• **Records provided**:
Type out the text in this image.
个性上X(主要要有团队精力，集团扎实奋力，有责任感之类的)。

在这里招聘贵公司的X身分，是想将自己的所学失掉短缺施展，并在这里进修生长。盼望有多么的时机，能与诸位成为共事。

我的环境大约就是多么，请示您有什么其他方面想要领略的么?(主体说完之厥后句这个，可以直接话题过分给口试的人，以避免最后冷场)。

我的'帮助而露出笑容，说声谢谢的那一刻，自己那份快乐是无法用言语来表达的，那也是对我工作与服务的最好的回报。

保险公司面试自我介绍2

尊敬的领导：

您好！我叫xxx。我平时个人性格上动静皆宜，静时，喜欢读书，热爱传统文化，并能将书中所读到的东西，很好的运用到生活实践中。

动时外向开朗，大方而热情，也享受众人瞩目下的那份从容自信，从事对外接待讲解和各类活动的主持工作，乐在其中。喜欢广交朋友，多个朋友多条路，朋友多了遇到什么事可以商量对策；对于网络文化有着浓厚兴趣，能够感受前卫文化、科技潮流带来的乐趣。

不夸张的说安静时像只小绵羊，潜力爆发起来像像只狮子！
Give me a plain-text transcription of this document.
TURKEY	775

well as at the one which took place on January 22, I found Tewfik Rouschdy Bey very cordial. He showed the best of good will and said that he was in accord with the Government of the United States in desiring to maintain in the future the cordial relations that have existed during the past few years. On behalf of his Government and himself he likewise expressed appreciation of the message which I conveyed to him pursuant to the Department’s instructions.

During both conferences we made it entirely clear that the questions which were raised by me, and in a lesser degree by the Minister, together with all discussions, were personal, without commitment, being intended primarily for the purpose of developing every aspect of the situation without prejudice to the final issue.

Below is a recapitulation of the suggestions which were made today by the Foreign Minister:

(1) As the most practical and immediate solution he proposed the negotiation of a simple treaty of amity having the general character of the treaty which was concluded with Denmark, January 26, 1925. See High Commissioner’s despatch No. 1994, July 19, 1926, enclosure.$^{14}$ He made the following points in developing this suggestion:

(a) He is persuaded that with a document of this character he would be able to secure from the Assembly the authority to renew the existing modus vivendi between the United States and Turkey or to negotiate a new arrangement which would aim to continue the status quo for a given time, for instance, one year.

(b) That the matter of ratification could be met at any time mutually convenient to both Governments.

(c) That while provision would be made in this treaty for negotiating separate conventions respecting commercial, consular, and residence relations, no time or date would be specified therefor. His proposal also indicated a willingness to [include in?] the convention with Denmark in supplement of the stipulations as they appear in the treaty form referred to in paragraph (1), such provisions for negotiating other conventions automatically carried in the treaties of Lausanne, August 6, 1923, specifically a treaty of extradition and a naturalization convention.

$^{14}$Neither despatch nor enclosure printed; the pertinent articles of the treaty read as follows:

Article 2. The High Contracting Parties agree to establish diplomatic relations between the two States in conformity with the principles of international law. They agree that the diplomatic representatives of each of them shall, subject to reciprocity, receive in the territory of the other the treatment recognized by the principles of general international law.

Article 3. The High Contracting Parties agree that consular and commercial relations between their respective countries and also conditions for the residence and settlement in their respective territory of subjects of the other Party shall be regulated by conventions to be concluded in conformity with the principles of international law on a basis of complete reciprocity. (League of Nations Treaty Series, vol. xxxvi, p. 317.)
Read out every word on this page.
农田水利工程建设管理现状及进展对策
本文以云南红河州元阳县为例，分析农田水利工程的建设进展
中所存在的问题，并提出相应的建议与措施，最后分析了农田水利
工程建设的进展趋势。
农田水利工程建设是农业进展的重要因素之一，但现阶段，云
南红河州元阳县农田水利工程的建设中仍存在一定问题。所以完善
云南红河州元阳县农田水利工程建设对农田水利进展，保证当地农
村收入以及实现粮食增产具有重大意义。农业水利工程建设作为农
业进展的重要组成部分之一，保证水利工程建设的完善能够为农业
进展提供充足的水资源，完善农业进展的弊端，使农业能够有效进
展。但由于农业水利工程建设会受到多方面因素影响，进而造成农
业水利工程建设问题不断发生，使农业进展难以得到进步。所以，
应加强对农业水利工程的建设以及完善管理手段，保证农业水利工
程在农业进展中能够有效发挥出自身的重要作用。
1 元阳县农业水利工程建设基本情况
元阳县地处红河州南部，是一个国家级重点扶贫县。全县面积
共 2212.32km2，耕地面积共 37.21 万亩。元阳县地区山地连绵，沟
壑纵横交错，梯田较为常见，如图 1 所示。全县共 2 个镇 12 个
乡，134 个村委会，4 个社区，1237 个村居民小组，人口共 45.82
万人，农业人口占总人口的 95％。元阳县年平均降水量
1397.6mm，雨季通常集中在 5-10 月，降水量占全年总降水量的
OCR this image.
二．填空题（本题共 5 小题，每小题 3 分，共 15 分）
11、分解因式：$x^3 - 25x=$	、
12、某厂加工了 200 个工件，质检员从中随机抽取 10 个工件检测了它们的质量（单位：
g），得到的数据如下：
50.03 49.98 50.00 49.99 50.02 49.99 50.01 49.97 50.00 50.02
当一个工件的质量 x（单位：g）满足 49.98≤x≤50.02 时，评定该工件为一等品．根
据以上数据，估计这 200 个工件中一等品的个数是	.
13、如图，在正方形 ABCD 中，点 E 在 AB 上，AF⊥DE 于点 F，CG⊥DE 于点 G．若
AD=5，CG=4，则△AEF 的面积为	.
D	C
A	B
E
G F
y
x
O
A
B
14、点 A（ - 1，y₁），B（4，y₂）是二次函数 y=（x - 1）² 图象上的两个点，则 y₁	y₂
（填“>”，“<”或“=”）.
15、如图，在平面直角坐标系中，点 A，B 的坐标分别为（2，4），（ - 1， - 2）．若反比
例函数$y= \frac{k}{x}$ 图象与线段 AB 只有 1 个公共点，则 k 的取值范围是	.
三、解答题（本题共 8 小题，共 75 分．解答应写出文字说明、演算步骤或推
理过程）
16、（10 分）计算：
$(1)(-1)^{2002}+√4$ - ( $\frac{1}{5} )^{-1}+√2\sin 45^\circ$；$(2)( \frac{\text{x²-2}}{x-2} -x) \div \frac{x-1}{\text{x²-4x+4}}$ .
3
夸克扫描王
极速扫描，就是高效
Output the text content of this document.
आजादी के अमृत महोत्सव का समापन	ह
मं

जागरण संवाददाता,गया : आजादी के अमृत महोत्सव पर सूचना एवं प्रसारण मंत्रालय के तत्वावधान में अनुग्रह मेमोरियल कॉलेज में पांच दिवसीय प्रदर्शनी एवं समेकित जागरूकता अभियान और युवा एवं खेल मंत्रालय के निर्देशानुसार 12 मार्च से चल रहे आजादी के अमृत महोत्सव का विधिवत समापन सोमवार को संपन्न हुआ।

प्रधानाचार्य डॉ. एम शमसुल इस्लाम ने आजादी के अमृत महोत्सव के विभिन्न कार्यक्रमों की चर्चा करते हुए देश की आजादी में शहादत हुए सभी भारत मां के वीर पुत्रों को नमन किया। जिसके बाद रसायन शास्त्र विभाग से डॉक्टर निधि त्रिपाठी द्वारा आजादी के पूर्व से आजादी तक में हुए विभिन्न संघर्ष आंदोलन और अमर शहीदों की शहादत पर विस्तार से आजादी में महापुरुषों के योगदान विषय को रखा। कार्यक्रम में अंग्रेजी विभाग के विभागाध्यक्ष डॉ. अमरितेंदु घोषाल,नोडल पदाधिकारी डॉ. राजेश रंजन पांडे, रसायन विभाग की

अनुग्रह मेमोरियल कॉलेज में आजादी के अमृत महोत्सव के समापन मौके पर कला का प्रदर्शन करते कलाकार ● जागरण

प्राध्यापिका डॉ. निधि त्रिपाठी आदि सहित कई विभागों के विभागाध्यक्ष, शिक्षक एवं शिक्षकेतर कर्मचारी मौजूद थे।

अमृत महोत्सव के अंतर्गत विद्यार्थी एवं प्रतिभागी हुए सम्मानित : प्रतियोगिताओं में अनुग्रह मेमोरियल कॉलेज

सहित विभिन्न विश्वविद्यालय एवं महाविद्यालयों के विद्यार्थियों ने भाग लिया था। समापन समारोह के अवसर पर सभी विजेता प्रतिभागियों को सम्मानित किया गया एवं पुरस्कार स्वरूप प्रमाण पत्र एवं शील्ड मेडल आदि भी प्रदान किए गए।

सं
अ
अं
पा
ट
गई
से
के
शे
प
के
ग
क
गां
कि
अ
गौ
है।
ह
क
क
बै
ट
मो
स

• **What is being asked**: Of the lines in the material, how many include "text"? Respond with the number alone.

• **Task answer**: 4